[Begin DATA ROWS]
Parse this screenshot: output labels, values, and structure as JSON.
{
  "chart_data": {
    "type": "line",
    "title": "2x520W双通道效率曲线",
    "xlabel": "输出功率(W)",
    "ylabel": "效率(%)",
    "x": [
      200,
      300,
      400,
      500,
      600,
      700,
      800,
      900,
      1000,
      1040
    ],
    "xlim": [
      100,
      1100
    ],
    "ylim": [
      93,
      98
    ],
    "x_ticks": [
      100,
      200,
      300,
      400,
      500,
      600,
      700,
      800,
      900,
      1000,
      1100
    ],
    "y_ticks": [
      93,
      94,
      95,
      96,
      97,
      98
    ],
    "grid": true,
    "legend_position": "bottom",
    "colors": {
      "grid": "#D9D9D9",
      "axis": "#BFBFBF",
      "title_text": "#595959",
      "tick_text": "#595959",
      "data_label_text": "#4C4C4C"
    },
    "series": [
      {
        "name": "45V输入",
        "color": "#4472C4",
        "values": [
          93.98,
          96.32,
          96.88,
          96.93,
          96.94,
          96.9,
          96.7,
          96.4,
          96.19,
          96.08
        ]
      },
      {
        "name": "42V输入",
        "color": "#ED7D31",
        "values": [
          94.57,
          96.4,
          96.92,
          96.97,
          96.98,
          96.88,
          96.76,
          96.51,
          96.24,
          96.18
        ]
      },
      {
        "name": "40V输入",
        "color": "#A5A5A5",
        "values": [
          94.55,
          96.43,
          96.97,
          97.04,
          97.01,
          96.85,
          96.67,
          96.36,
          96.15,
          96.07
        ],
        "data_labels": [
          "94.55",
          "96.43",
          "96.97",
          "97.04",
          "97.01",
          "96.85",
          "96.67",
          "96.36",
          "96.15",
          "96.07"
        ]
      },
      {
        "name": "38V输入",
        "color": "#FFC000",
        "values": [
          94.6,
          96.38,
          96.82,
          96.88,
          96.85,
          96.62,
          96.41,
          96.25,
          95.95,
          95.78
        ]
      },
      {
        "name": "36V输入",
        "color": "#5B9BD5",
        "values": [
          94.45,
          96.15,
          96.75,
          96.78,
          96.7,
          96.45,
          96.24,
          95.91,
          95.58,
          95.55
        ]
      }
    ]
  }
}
[End DATA ROWS]
EXERCISE PROMPT — Go through the listing and print each line exactly as it appears.

TASK SOLUTION —
Parse this screenshot: output labels, values, and structure as JSON.
{
  "chart_data": {
    "type": "line",
    "title": "2x520W双通道效率曲线",
    "xlabel": "输出功率(W)",
    "ylabel": "效率(%)",
    "x": [
      200,
      300,
      400,
      500,
      600,
      700,
      800,
      900,
      1000,
      1040
    ],
    "xlim": [
      100,
      1100
    ],
    "ylim": [
      93,
      98
    ],
    "x_ticks": [
      100,
      200,
      300,
      400,
      500,
      600,
      700,
      800,
      900,
      1000,
      1100
    ],
    "y_ticks": [
      93,
      94,
      95,
      96,
      97,
      98
    ],
    "grid": true,
    "legend_position": "bottom",
    "colors": {
      "grid": "#D9D9D9",
      "axis": "#BFBFBF",
      "title_text": "#595959",
      "tick_text": "#595959",
      "data_label_text": "#4C4C4C"
    },
    "series": [
      {
        "name": "45V输入",
        "color": "#4472C4",
        "values": [
          93.98,
          96.32,
          96.88,
          96.93,
          96.94,
          96.9,
          96.7,
          96.4,
          96.19,
          96.08
        ]
      },
      {
        "name": "42V输入",
        "color": "#ED7D31",
        "values": [
          94.57,
          96.4,
          96.92,
          96.97,
          96.98,
          96.88,
          96.76,
          96.51,
          96.24,
          96.18
        ]
      },
      {
        "name": "40V输入",
        "color": "#A5A5A5",
        "values": [
          94.55,
          96.43,
          96.97,
          97.04,
          97.01,
          96.85,
          96.67,
          96.36,
          96.15,
          96.07
        ],
        "data_labels": [
          "94.55",
          "96.43",
          "96.97",
          "97.04",
          "97.01",
          "96.85",
          "96.67",
          "96.36",
          "96.15",
          "96.07"
        ]
      },
      {
        "name": "38V输入",
        "color": "#FFC000",
        "values": [
          94.6,
          96.38,
          96.82,
          96.88,
          96.85,
          96.62,
          96.41,
          96.25,
          95.95,
          95.78
        ]
      },
      {
        "name": "36V输入",
        "color": "#5B9BD5",
        "values": [
          94.45,
          96.15,
          96.75,
          96.78,
          96.7,
          96.45,
          96.24,
          95.91,
          95.58,
          95.55
        ]
      }
    ]
  }
}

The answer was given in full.